---- PROVIDED INFORMATION
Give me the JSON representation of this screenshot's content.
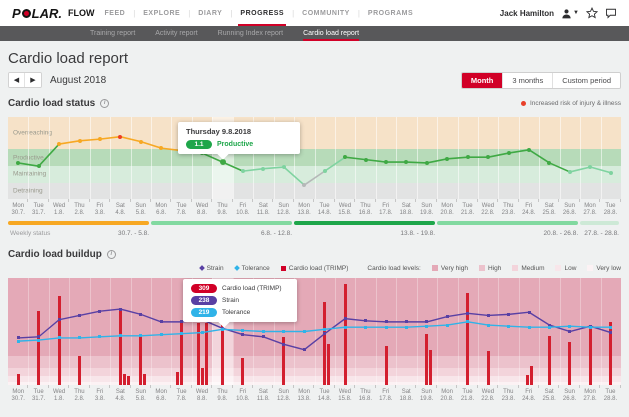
{
  "palette": {
    "accent": "#d10027",
    "green": "#3fa944",
    "lightgreen": "#7fd3a0",
    "orange": "#f7a823",
    "red": "#ee3d23",
    "gray": "#b5b8b8",
    "strain": "#5940a4",
    "tolerance": "#30b3e8",
    "trimp": "#d31f2f"
  },
  "topnav": {
    "logo_p": "P",
    "logo_rest": "LAR.",
    "flow": "FLOW",
    "items": [
      "FEED",
      "EXPLORE",
      "DIARY",
      "PROGRESS",
      "COMMUNITY",
      "PROGRAMS"
    ],
    "active": "PROGRESS",
    "user_name": "Jack Hamilton"
  },
  "subnav": {
    "items": [
      "Training report",
      "Activity report",
      "Running Index report",
      "Cardio load report"
    ],
    "active": "Cardio load report"
  },
  "page": {
    "title": "Cardio load report",
    "period": "August 2018",
    "period_buttons": [
      "Month",
      "3 months",
      "Custom period"
    ],
    "active_period": "Month"
  },
  "status_section": {
    "title": "Cardio load status",
    "risk_legend": "Increased risk of injury & illness"
  },
  "buildup_section": {
    "title": "Cardio load buildup"
  },
  "chart_data": [
    {
      "type": "line",
      "title": "Cardio load status",
      "note": "y axis is qualitative training-status zones; selected day 9.8. shows ratio 1.1",
      "zones": [
        {
          "label": "Overreaching",
          "color": "#f6e2c8",
          "height_pct": 39
        },
        {
          "label": "Productive",
          "color": "#b7dbb9",
          "height_pct": 21
        },
        {
          "label": "Maintaining",
          "color": "#d7ecdc",
          "height_pct": 20
        },
        {
          "label": "Detraining",
          "color": "#e2e3e3",
          "height_pct": 20
        }
      ],
      "days": [
        [
          "Mon",
          "30.7."
        ],
        [
          "Tue",
          "31.7."
        ],
        [
          "Wed",
          "1.8."
        ],
        [
          "Thu",
          "2.8."
        ],
        [
          "Fri",
          "3.8."
        ],
        [
          "Sat",
          "4.8."
        ],
        [
          "Sun",
          "5.8."
        ],
        [
          "Mon",
          "6.8."
        ],
        [
          "Tue",
          "7.8."
        ],
        [
          "Wed",
          "8.8."
        ],
        [
          "Thu",
          "9.8."
        ],
        [
          "Fri",
          "10.8."
        ],
        [
          "Sat",
          "11.8."
        ],
        [
          "Sun",
          "12.8."
        ],
        [
          "Mon",
          "13.8."
        ],
        [
          "Tue",
          "14.8."
        ],
        [
          "Wed",
          "15.8."
        ],
        [
          "Thu",
          "16.8."
        ],
        [
          "Fri",
          "17.8."
        ],
        [
          "Sat",
          "18.8."
        ],
        [
          "Sun",
          "19.8."
        ],
        [
          "Mon",
          "20.8."
        ],
        [
          "Tue",
          "21.8."
        ],
        [
          "Wed",
          "22.8."
        ],
        [
          "Thu",
          "23.8."
        ],
        [
          "Fri",
          "24.8."
        ],
        [
          "Sat",
          "25.8."
        ],
        [
          "Sun",
          "26.8."
        ],
        [
          "Mon",
          "27.8."
        ],
        [
          "Tue",
          "28.8."
        ]
      ],
      "points": [
        {
          "y_pct": 56,
          "zone": "Productive",
          "color": "green"
        },
        {
          "y_pct": 60,
          "zone": "Productive",
          "color": "green"
        },
        {
          "y_pct": 33,
          "zone": "Overreaching",
          "color": "orange"
        },
        {
          "y_pct": 29,
          "zone": "Overreaching",
          "color": "orange"
        },
        {
          "y_pct": 27,
          "zone": "Overreaching",
          "color": "orange"
        },
        {
          "y_pct": 24,
          "zone": "Overreaching",
          "color": "red"
        },
        {
          "y_pct": 30,
          "zone": "Overreaching",
          "color": "orange"
        },
        {
          "y_pct": 38,
          "zone": "Overreaching",
          "color": "orange"
        },
        {
          "y_pct": 41,
          "zone": "Productive",
          "color": "green"
        },
        {
          "y_pct": 44,
          "zone": "Productive",
          "color": "green"
        },
        {
          "y_pct": 55,
          "zone": "Productive",
          "color": "green"
        },
        {
          "y_pct": 66,
          "zone": "Maintaining",
          "color": "lightgreen"
        },
        {
          "y_pct": 63,
          "zone": "Maintaining",
          "color": "lightgreen"
        },
        {
          "y_pct": 61,
          "zone": "Maintaining",
          "color": "lightgreen"
        },
        {
          "y_pct": 83,
          "zone": "Detraining",
          "color": "gray"
        },
        {
          "y_pct": 66,
          "zone": "Maintaining",
          "color": "lightgreen"
        },
        {
          "y_pct": 49,
          "zone": "Productive",
          "color": "green"
        },
        {
          "y_pct": 52,
          "zone": "Productive",
          "color": "green"
        },
        {
          "y_pct": 55,
          "zone": "Productive",
          "color": "green"
        },
        {
          "y_pct": 55,
          "zone": "Productive",
          "color": "green"
        },
        {
          "y_pct": 56,
          "zone": "Productive",
          "color": "green"
        },
        {
          "y_pct": 51,
          "zone": "Productive",
          "color": "green"
        },
        {
          "y_pct": 49,
          "zone": "Productive",
          "color": "green"
        },
        {
          "y_pct": 49,
          "zone": "Productive",
          "color": "green"
        },
        {
          "y_pct": 44,
          "zone": "Productive",
          "color": "green"
        },
        {
          "y_pct": 40,
          "zone": "Productive",
          "color": "green"
        },
        {
          "y_pct": 56,
          "zone": "Productive",
          "color": "green"
        },
        {
          "y_pct": 67,
          "zone": "Maintaining",
          "color": "lightgreen"
        },
        {
          "y_pct": 61,
          "zone": "Maintaining",
          "color": "lightgreen"
        },
        {
          "y_pct": 68,
          "zone": "Maintaining",
          "color": "lightgreen"
        }
      ],
      "selected_index": 10,
      "tooltip": {
        "title": "Thursday 9.8.2018",
        "value": "1.1",
        "status": "Productive",
        "status_color": "#1ea64a"
      },
      "weekly_status": {
        "caption": "Weekly status",
        "segments": [
          {
            "range": "30.7. - 5.8.",
            "days": 7,
            "color": "#f7a823"
          },
          {
            "range": "6.8. - 12.8.",
            "days": 7,
            "color": "#82d9a0"
          },
          {
            "range": "13.8. - 19.8.",
            "days": 7,
            "color": "#1ea64a"
          },
          {
            "range": "20.8. - 26.8.",
            "days": 7,
            "color": "#82d9a0"
          },
          {
            "range": "27.8. - 28.8.",
            "days": 2,
            "color": "#cde9d6"
          }
        ]
      }
    },
    {
      "type": "bar+line",
      "title": "Cardio load buildup",
      "legend": [
        {
          "label": "Strain",
          "color": "#5940a4",
          "marker": "diamond"
        },
        {
          "label": "Tolerance",
          "color": "#30b3e8",
          "marker": "diamond"
        },
        {
          "label": "Cardio load (TRIMP)",
          "color": "#d10027",
          "marker": "square"
        }
      ],
      "levels_legend": {
        "caption": "Cardio load levels:",
        "levels": [
          {
            "label": "Very high",
            "color": "#e4a9b7"
          },
          {
            "label": "High",
            "color": "#ecc2cc"
          },
          {
            "label": "Medium",
            "color": "#f3d4db"
          },
          {
            "label": "Low",
            "color": "#f8e6ea"
          },
          {
            "label": "Very low",
            "color": "#fcf2f4"
          }
        ],
        "band_heights_pct": [
          73,
          11,
          8,
          5,
          3
        ]
      },
      "days": [
        [
          "Mon",
          "30.7."
        ],
        [
          "Tue",
          "31.7."
        ],
        [
          "Wed",
          "1.8."
        ],
        [
          "Thu",
          "2.8."
        ],
        [
          "Fri",
          "3.8."
        ],
        [
          "Sat",
          "4.8."
        ],
        [
          "Sun",
          "5.8."
        ],
        [
          "Mon",
          "6.8."
        ],
        [
          "Tue",
          "7.8."
        ],
        [
          "Wed",
          "8.8."
        ],
        [
          "Thu",
          "9.8."
        ],
        [
          "Fri",
          "10.8."
        ],
        [
          "Sat",
          "11.8."
        ],
        [
          "Sun",
          "12.8."
        ],
        [
          "Mon",
          "13.8."
        ],
        [
          "Tue",
          "14.8."
        ],
        [
          "Wed",
          "15.8."
        ],
        [
          "Thu",
          "16.8."
        ],
        [
          "Fri",
          "17.8."
        ],
        [
          "Sat",
          "18.8."
        ],
        [
          "Sun",
          "19.8."
        ],
        [
          "Mon",
          "20.8."
        ],
        [
          "Tue",
          "21.8."
        ],
        [
          "Wed",
          "22.8."
        ],
        [
          "Thu",
          "23.8."
        ],
        [
          "Fri",
          "24.8."
        ],
        [
          "Sat",
          "25.8."
        ],
        [
          "Sun",
          "26.8."
        ],
        [
          "Mon",
          "27.8."
        ],
        [
          "Tue",
          "28.8."
        ]
      ],
      "bars": [
        {
          "day": 0,
          "h_pct": 10,
          "off": 0
        },
        {
          "day": 1,
          "h_pct": 69,
          "off": 0
        },
        {
          "day": 2,
          "h_pct": 83,
          "off": 0
        },
        {
          "day": 3,
          "h_pct": 27,
          "off": 0
        },
        {
          "day": 5,
          "h_pct": 70,
          "off": 0
        },
        {
          "day": 5,
          "h_pct": 10,
          "off": 1
        },
        {
          "day": 5,
          "h_pct": 8,
          "off": 2
        },
        {
          "day": 6,
          "h_pct": 45,
          "off": 0
        },
        {
          "day": 6,
          "h_pct": 10,
          "off": 1
        },
        {
          "day": 8,
          "h_pct": 12,
          "off": -1
        },
        {
          "day": 8,
          "h_pct": 58,
          "off": 0
        },
        {
          "day": 9,
          "h_pct": 58,
          "off": -1
        },
        {
          "day": 9,
          "h_pct": 16,
          "off": 0
        },
        {
          "day": 9,
          "h_pct": 58,
          "off": 1
        },
        {
          "day": 10,
          "h_pct": 61,
          "off": 0
        },
        {
          "day": 11,
          "h_pct": 25,
          "off": 0
        },
        {
          "day": 13,
          "h_pct": 45,
          "off": 0
        },
        {
          "day": 15,
          "h_pct": 78,
          "off": 0
        },
        {
          "day": 15,
          "h_pct": 38,
          "off": 1
        },
        {
          "day": 16,
          "h_pct": 94,
          "off": 0
        },
        {
          "day": 18,
          "h_pct": 36,
          "off": 0
        },
        {
          "day": 20,
          "h_pct": 48,
          "off": 0
        },
        {
          "day": 20,
          "h_pct": 33,
          "off": 1
        },
        {
          "day": 22,
          "h_pct": 86,
          "off": 0
        },
        {
          "day": 23,
          "h_pct": 32,
          "off": 0
        },
        {
          "day": 25,
          "h_pct": 9,
          "off": -0.5
        },
        {
          "day": 25,
          "h_pct": 18,
          "off": 0.5
        },
        {
          "day": 26,
          "h_pct": 46,
          "off": 0
        },
        {
          "day": 27,
          "h_pct": 40,
          "off": 0
        },
        {
          "day": 28,
          "h_pct": 54,
          "off": 0
        },
        {
          "day": 29,
          "h_pct": 59,
          "off": 0
        }
      ],
      "strain_pct": [
        56,
        55,
        39,
        35,
        31,
        29,
        34,
        41,
        41,
        39,
        47,
        53,
        55,
        62,
        67,
        52,
        38,
        40,
        41,
        41,
        41,
        36,
        33,
        35,
        34,
        32,
        44,
        50,
        45,
        51
      ],
      "tolerance_pct": [
        59,
        58,
        56,
        56,
        55,
        54,
        54,
        53,
        52,
        51,
        48,
        49,
        50,
        50,
        50,
        48,
        46,
        46,
        46,
        46,
        45,
        44,
        41,
        44,
        45,
        46,
        46,
        45,
        46,
        46
      ],
      "selected_index": 10,
      "tooltip": {
        "rows": [
          {
            "value": "309",
            "label": "Cardio load (TRIMP)",
            "color": "#d10027"
          },
          {
            "value": "238",
            "label": "Strain",
            "color": "#5940a4"
          },
          {
            "value": "219",
            "label": "Tolerance",
            "color": "#30b3e8"
          }
        ]
      }
    }
  ]
}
--------
◆ **CHALLENGE**:
Pick out the lines above containing the word "Cardio", then copy them.

◆ **ANSWER TO THE TASK**:
      "Cardio load report"
    "active": "Cardio load report"
    "title": "Cardio load report",
    "title": "Cardio load status",
    "title": "Cardio load buildup"
      "title": "Cardio load status",
      "title": "Cardio load buildup",
          "label": "Cardio load (TRIMP)",
        "caption": "Cardio load levels:",
            "label": "Cardio load (TRIMP)",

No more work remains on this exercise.